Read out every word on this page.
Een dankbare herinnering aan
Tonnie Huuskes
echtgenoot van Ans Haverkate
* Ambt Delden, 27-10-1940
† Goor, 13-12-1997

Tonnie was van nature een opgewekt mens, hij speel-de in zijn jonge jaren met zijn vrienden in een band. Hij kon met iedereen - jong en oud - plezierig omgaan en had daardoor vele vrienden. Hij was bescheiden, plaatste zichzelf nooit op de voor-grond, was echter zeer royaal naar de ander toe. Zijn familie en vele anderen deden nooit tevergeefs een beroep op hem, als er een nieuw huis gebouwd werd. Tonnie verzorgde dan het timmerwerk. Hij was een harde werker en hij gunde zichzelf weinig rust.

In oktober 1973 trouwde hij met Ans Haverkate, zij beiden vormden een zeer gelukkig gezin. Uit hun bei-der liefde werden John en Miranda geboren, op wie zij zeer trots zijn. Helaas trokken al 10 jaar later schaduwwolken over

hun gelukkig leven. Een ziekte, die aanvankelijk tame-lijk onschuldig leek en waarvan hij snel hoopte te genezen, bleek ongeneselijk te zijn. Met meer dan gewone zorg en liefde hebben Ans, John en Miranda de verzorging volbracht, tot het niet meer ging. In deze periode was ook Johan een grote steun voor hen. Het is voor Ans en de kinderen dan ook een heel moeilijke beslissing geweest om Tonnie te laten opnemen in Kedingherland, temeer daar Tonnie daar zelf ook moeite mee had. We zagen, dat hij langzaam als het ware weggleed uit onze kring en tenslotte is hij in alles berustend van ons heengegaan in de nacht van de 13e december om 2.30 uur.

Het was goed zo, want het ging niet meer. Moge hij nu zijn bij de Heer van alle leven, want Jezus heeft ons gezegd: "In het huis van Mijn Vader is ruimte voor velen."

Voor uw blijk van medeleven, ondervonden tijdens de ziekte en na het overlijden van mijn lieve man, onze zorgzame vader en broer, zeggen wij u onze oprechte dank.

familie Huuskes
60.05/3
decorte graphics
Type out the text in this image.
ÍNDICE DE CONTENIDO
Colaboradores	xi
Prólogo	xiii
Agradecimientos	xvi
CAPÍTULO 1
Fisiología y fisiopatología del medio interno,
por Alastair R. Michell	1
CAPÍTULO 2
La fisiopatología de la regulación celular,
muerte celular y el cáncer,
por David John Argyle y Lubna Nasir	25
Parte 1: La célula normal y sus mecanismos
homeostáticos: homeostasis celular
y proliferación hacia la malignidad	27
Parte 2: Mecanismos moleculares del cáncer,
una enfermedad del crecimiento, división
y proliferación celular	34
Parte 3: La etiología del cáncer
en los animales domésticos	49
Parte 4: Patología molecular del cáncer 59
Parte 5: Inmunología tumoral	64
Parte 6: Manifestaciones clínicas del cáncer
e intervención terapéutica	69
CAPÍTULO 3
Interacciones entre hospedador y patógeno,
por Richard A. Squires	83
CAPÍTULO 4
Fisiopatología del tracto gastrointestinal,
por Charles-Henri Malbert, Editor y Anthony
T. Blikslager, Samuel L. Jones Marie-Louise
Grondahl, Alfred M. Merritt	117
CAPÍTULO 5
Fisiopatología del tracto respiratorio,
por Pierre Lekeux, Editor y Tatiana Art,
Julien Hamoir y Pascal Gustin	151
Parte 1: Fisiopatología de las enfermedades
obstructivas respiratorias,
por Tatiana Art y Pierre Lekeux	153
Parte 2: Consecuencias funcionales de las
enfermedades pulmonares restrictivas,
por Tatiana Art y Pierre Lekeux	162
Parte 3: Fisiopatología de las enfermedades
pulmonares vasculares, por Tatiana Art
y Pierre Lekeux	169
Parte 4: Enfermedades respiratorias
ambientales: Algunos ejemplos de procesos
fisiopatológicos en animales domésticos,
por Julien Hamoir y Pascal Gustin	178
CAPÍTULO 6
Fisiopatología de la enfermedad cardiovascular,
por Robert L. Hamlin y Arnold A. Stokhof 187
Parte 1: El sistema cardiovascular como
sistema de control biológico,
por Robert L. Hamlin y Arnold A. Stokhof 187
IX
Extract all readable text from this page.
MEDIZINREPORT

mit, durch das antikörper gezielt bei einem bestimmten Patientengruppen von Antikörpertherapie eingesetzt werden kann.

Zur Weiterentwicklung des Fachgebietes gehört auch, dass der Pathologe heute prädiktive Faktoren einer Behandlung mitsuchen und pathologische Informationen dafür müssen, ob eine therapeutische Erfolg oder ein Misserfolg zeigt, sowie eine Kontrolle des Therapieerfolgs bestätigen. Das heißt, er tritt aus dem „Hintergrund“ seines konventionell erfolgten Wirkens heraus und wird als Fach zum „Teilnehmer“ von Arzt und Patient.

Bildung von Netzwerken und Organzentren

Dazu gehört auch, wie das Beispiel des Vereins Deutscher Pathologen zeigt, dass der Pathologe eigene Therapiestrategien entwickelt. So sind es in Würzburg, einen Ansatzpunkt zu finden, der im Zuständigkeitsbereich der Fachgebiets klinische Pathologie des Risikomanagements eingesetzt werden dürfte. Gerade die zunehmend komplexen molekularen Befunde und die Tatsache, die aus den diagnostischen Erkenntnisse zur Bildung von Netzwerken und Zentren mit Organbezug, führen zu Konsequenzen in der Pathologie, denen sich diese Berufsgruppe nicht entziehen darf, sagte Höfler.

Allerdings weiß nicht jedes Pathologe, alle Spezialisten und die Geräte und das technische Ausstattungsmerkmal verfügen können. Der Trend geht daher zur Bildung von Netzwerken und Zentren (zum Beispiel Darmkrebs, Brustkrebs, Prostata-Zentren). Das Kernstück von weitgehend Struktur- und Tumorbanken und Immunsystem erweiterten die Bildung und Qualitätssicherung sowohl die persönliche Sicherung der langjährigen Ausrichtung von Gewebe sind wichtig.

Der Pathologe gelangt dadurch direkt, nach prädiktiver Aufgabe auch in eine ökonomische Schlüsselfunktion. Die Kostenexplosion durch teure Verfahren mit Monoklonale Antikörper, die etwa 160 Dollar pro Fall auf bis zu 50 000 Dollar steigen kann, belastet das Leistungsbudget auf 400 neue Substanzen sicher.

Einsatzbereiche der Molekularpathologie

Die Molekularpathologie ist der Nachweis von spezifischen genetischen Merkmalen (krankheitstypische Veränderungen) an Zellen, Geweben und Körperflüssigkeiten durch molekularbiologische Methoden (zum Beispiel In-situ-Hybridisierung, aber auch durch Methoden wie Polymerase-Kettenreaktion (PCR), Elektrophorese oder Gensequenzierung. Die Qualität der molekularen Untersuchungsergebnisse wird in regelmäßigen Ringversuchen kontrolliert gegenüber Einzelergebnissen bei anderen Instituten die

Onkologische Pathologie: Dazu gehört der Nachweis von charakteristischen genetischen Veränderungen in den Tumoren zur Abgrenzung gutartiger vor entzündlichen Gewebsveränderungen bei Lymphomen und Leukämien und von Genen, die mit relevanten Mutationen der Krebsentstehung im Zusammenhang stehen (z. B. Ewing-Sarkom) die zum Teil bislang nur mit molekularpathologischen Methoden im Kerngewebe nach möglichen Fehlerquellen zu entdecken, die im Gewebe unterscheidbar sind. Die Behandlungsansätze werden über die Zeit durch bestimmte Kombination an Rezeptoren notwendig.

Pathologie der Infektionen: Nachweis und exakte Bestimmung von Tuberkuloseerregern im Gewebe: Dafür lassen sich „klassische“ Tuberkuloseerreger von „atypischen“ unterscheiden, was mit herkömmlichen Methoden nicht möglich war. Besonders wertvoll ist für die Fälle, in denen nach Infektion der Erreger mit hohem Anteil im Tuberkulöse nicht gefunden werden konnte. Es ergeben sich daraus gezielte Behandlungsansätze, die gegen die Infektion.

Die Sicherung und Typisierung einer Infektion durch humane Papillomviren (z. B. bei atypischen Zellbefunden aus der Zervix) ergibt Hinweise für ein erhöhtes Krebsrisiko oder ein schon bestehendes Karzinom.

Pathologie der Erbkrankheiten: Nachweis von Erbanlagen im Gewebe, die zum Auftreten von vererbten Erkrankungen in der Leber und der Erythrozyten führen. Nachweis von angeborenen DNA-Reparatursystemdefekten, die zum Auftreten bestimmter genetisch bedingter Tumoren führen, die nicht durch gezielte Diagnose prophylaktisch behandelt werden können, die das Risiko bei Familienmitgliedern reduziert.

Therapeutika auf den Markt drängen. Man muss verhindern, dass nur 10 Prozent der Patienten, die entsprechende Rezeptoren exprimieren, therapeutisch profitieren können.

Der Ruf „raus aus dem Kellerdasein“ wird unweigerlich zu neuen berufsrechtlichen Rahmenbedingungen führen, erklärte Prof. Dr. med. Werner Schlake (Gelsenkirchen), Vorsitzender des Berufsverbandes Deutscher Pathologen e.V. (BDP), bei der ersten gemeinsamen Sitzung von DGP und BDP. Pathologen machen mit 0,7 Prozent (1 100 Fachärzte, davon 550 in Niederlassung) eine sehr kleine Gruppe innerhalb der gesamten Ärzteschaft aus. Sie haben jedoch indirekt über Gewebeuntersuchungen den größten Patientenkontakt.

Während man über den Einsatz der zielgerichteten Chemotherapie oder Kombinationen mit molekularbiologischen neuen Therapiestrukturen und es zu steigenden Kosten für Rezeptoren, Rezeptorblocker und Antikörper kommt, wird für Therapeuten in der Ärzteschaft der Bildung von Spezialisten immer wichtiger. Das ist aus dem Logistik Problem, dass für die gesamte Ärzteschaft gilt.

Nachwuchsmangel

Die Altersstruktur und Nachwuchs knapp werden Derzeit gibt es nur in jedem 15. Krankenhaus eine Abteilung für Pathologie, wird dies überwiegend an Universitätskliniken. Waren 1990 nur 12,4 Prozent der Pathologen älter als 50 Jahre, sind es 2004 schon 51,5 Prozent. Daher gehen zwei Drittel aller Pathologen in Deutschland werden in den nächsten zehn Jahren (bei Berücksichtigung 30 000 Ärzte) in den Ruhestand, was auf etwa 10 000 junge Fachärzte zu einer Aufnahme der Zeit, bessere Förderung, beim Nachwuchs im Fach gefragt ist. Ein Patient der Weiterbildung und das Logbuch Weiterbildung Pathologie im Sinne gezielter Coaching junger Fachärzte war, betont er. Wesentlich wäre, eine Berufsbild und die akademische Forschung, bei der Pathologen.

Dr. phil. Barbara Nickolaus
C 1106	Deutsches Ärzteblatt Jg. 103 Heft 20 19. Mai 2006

INSTRUCTIONS FOR THE TASK>
Throughout the data above, count the lines where the word "sistema" occurs, and report that figure alone.

TASK ANSWER>
2